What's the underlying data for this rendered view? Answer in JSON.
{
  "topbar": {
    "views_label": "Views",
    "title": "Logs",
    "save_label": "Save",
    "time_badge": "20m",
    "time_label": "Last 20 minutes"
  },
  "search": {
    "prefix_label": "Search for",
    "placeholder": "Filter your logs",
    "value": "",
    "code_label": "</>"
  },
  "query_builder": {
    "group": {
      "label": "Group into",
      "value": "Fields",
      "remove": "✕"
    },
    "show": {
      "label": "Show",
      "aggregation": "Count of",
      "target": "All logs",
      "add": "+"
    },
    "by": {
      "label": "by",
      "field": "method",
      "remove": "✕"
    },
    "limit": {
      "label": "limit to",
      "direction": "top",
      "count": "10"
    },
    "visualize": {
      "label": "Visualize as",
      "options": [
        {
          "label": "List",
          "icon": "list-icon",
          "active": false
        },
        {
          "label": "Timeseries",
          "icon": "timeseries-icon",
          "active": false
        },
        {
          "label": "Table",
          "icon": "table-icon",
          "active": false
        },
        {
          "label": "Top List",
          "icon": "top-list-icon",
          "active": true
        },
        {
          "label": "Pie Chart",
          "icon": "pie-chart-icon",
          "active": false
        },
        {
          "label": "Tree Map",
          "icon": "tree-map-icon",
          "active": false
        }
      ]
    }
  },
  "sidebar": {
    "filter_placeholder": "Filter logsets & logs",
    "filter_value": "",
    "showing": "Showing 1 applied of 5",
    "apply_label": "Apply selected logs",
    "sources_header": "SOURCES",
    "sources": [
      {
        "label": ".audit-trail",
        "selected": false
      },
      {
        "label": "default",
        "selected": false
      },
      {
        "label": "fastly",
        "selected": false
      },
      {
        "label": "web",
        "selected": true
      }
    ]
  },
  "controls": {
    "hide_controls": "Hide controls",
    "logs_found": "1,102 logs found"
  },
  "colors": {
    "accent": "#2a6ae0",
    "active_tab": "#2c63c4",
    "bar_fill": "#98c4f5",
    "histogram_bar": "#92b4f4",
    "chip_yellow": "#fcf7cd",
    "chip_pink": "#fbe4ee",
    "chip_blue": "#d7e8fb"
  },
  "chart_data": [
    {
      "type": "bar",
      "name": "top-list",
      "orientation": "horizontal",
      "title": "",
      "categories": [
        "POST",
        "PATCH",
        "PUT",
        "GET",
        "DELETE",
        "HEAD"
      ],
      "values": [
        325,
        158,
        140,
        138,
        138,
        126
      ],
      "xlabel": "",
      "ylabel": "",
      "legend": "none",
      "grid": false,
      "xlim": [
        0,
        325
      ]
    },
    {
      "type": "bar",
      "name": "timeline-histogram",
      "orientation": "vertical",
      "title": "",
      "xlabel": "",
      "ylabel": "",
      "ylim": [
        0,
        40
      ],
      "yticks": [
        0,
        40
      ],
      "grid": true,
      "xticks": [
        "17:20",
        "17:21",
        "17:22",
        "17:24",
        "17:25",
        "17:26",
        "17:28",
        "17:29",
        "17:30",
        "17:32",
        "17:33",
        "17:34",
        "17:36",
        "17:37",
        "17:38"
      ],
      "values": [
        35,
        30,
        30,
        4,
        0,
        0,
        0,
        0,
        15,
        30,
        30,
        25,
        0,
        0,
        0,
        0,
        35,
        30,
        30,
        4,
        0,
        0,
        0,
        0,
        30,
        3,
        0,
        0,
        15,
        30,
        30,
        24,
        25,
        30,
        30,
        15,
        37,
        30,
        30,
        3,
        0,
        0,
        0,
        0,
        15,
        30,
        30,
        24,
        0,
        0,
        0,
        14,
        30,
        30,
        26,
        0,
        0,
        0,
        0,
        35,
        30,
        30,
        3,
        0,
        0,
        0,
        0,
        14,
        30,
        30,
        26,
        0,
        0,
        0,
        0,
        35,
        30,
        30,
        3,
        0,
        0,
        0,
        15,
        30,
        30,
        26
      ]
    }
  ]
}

*EXERCISE INSTRUCTIONS:*
Above are the records. Identify each line that contains the word "orientation".

*OUTPUT FOR THIS EXERCISE:*
      "orientation": "horizontal",
      "orientation": "vertical",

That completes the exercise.